Job: What follows is a listing to be transcribed exactly.

Data for the task:
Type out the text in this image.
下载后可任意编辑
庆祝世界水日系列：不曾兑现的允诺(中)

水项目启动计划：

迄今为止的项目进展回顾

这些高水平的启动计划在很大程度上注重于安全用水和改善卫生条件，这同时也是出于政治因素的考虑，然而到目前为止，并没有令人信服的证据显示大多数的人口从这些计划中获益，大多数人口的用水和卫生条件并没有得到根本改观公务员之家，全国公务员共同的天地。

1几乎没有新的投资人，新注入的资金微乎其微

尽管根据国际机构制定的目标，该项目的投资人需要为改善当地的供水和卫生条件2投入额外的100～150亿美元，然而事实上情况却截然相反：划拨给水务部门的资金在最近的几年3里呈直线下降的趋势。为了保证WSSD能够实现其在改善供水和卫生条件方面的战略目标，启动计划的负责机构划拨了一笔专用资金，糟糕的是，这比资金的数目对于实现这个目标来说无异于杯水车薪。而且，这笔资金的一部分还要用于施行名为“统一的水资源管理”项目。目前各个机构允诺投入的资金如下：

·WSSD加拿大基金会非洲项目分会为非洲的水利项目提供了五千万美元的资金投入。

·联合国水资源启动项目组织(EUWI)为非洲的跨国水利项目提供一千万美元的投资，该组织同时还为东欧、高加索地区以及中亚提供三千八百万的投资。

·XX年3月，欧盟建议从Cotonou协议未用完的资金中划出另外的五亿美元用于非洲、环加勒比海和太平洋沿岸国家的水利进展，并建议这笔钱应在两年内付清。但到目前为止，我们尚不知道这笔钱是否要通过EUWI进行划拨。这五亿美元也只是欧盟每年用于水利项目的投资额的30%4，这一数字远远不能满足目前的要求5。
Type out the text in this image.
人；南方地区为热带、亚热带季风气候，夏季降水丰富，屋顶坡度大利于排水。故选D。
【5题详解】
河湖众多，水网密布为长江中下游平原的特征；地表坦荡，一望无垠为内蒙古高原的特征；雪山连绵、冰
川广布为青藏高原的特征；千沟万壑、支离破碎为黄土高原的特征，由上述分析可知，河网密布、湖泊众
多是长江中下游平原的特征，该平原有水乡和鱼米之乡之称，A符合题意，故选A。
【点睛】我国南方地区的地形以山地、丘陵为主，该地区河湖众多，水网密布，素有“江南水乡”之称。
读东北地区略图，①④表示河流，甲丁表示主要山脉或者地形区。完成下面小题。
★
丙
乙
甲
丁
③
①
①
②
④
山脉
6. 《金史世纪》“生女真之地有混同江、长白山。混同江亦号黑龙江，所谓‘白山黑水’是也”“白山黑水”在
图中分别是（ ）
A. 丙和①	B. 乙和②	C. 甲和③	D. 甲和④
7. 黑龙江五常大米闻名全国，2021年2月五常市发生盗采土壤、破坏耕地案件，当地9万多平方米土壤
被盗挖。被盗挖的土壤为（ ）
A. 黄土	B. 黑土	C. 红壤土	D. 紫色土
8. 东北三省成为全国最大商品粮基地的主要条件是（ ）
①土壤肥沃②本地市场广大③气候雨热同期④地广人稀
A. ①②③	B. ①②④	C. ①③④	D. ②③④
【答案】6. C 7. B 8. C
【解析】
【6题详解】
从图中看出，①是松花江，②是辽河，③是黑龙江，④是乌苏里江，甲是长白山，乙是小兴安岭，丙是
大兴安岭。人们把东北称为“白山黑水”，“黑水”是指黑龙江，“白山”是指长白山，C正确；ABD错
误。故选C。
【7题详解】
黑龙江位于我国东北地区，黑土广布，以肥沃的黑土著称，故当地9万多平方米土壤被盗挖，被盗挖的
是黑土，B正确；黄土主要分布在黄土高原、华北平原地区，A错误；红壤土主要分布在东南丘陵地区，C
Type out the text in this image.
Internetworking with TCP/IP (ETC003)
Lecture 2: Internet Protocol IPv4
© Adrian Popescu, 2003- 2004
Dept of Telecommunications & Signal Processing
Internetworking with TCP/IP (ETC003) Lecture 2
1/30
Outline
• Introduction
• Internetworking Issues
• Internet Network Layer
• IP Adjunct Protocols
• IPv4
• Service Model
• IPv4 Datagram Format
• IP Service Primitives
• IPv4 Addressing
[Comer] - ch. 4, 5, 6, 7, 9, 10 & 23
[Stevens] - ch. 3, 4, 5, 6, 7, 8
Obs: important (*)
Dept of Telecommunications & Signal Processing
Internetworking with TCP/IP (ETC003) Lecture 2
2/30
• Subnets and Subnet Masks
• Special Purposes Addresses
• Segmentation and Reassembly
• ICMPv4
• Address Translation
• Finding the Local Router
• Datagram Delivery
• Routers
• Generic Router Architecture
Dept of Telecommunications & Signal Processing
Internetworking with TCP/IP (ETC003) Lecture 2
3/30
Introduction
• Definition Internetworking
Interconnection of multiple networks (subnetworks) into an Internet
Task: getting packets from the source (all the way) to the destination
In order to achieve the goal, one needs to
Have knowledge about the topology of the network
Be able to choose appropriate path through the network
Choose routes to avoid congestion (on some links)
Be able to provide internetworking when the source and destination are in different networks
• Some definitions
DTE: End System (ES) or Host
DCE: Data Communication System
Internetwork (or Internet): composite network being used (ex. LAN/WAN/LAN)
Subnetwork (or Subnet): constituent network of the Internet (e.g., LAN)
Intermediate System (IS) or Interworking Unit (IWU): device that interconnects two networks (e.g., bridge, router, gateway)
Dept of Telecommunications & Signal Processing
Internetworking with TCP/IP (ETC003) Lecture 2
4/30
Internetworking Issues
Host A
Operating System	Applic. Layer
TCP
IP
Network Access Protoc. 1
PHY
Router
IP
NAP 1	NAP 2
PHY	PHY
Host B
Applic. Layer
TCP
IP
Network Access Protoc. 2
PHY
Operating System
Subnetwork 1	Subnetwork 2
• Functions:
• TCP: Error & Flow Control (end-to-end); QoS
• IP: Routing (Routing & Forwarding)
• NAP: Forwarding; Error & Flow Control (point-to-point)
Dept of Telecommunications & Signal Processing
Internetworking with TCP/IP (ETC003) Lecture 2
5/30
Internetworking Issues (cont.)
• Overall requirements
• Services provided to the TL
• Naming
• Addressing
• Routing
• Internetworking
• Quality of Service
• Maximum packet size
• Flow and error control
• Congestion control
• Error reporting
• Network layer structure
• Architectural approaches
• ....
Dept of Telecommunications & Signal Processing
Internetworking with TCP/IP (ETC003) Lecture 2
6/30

Solution to the problem:
Type out the text in this image.
下载后可任意编辑
庆祝世界水日系列：不曾兑现的允诺(中)

水项目启动计划：

迄今为止的项目进展回顾

这些高水平的启动计划在很大程度上注重于安全用水和改善卫生条件，这同时也是出于政治因素的考虑，然而到目前为止，并没有令人信服的证据显示大多数的人口从这些计划中获益，大多数人口的用水和卫生条件并没有得到根本改观公务员之家，全国公务员共同的天地。

1几乎没有新的投资人，新注入的资金微乎其微

尽管根据国际机构制定的目标，该项目的投资人需要为改善当地的供水和卫生条件2投入额外的100～150亿美元，然而事实上情况却截然相反：划拨给水务部门的资金在最近的几年3里呈直线下降的趋势。为了保证WSSD能够实现其在改善供水和卫生条件方面的战略目标，启动计划的负责机构划拨了一笔专用资金，糟糕的是，这比资金的数目对于实现这个目标来说无异于杯水车薪。而且，这笔资金的一部分还要用于施行名为“统一的水资源管理”项目。目前各个机构允诺投入的资金如下：

·WSSD加拿大基金会非洲项目分会为非洲的水利项目提供了五千万美元的资金投入。

·联合国水资源启动项目组织(EUWI)为非洲的跨国水利项目提供一千万美元的投资，该组织同时还为东欧、高加索地区以及中亚提供三千八百万的投资。

·XX年3月，欧盟建议从Cotonou协议未用完的资金中划出另外的五亿美元用于非洲、环加勒比海和太平洋沿岸国家的水利进展，并建议这笔钱应在两年内付清。但到目前为止，我们尚不知道这笔钱是否要通过EUWI进行划拨。这五亿美元也只是欧盟每年用于水利项目的投资额的30%4，这一数字远远不能满足目前的要求5。
Type out the text in this image.
人；南方地区为热带、亚热带季风气候，夏季降水丰富，屋顶坡度大利于排水。故选D。
【5题详解】
河湖众多，水网密布为长江中下游平原的特征；地表坦荡，一望无垠为内蒙古高原的特征；雪山连绵、冰
川广布为青藏高原的特征；千沟万壑、支离破碎为黄土高原的特征，由上述分析可知，河网密布、湖泊众
多是长江中下游平原的特征，该平原有水乡和鱼米之乡之称，A符合题意，故选A。
【点睛】我国南方地区的地形以山地、丘陵为主，该地区河湖众多，水网密布，素有“江南水乡”之称。
读东北地区略图，①④表示河流，甲丁表示主要山脉或者地形区。完成下面小题。
★
丙
乙
甲
丁
③
①
①
②
④
山脉
6. 《金史世纪》“生女真之地有混同江、长白山。混同江亦号黑龙江，所谓‘白山黑水’是也”“白山黑水”在
图中分别是（ ）
A. 丙和①	B. 乙和②	C. 甲和③	D. 甲和④
7. 黑龙江五常大米闻名全国，2021年2月五常市发生盗采土壤、破坏耕地案件，当地9万多平方米土壤
被盗挖。被盗挖的土壤为（ ）
A. 黄土	B. 黑土	C. 红壤土	D. 紫色土
8. 东北三省成为全国最大商品粮基地的主要条件是（ ）
①土壤肥沃②本地市场广大③气候雨热同期④地广人稀
A. ①②③	B. ①②④	C. ①③④	D. ②③④
【答案】6. C 7. B 8. C
【解析】
【6题详解】
从图中看出，①是松花江，②是辽河，③是黑龙江，④是乌苏里江，甲是长白山，乙是小兴安岭，丙是
大兴安岭。人们把东北称为“白山黑水”，“黑水”是指黑龙江，“白山”是指长白山，C正确；ABD错
误。故选C。
【7题详解】
黑龙江位于我国东北地区，黑土广布，以肥沃的黑土著称，故当地9万多平方米土壤被盗挖，被盗挖的
是黑土，B正确；黄土主要分布在黄土高原、华北平原地区，A错误；红壤土主要分布在东南丘陵地区，C
Type out the text in this image.
Internetworking with TCP/IP (ETC003)
Lecture 2: Internet Protocol IPv4
© Adrian Popescu, 2003- 2004
Dept of Telecommunications & Signal Processing
Internetworking with TCP/IP (ETC003) Lecture 2
1/30
Outline
• Introduction
• Internetworking Issues
• Internet Network Layer
• IP Adjunct Protocols
• IPv4
• Service Model
• IPv4 Datagram Format
• IP Service Primitives
• IPv4 Addressing
[Comer] - ch. 4, 5, 6, 7, 9, 10 & 23
[Stevens] - ch. 3, 4, 5, 6, 7, 8
Obs: important (*)
Dept of Telecommunications & Signal Processing
Internetworking with TCP/IP (ETC003) Lecture 2
2/30
• Subnets and Subnet Masks
• Special Purposes Addresses
• Segmentation and Reassembly
• ICMPv4
• Address Translation
• Finding the Local Router
• Datagram Delivery
• Routers
• Generic Router Architecture
Dept of Telecommunications & Signal Processing
Internetworking with TCP/IP (ETC003) Lecture 2
3/30
Introduction
• Definition Internetworking
Interconnection of multiple networks (subnetworks) into an Internet
Task: getting packets from the source (all the way) to the destination
In order to achieve the goal, one needs to
Have knowledge about the topology of the network
Be able to choose appropriate path through the network
Choose routes to avoid congestion (on some links)
Be able to provide internetworking when the source and destination are in different networks
• Some definitions
DTE: End System (ES) or Host
DCE: Data Communication System
Internetwork (or Internet): composite network being used (ex. LAN/WAN/LAN)
Subnetwork (or Subnet): constituent network of the Internet (e.g., LAN)
Intermediate System (IS) or Interworking Unit (IWU): device that interconnects two networks (e.g., bridge, router, gateway)
Dept of Telecommunications & Signal Processing
Internetworking with TCP/IP (ETC003) Lecture 2
4/30
Internetworking Issues
Host A
Operating System	Applic. Layer
TCP
IP
Network Access Protoc. 1
PHY
Router
IP
NAP 1	NAP 2
PHY	PHY
Host B
Applic. Layer
TCP
IP
Network Access Protoc. 2
PHY
Operating System
Subnetwork 1	Subnetwork 2
• Functions:
• TCP: Error & Flow Control (end-to-end); QoS
• IP: Routing (Routing & Forwarding)
• NAP: Forwarding; Error & Flow Control (point-to-point)
Dept of Telecommunications & Signal Processing
Internetworking with TCP/IP (ETC003) Lecture 2
5/30
Internetworking Issues (cont.)
• Overall requirements
• Services provided to the TL
• Naming
• Addressing
• Routing
• Internetworking
• Quality of Service
• Maximum packet size
• Flow and error control
• Congestion control
• Error reporting
• Network layer structure
• Architectural approaches
• ....
Dept of Telecommunications & Signal Processing
Internetworking with TCP/IP (ETC003) Lecture 2
6/30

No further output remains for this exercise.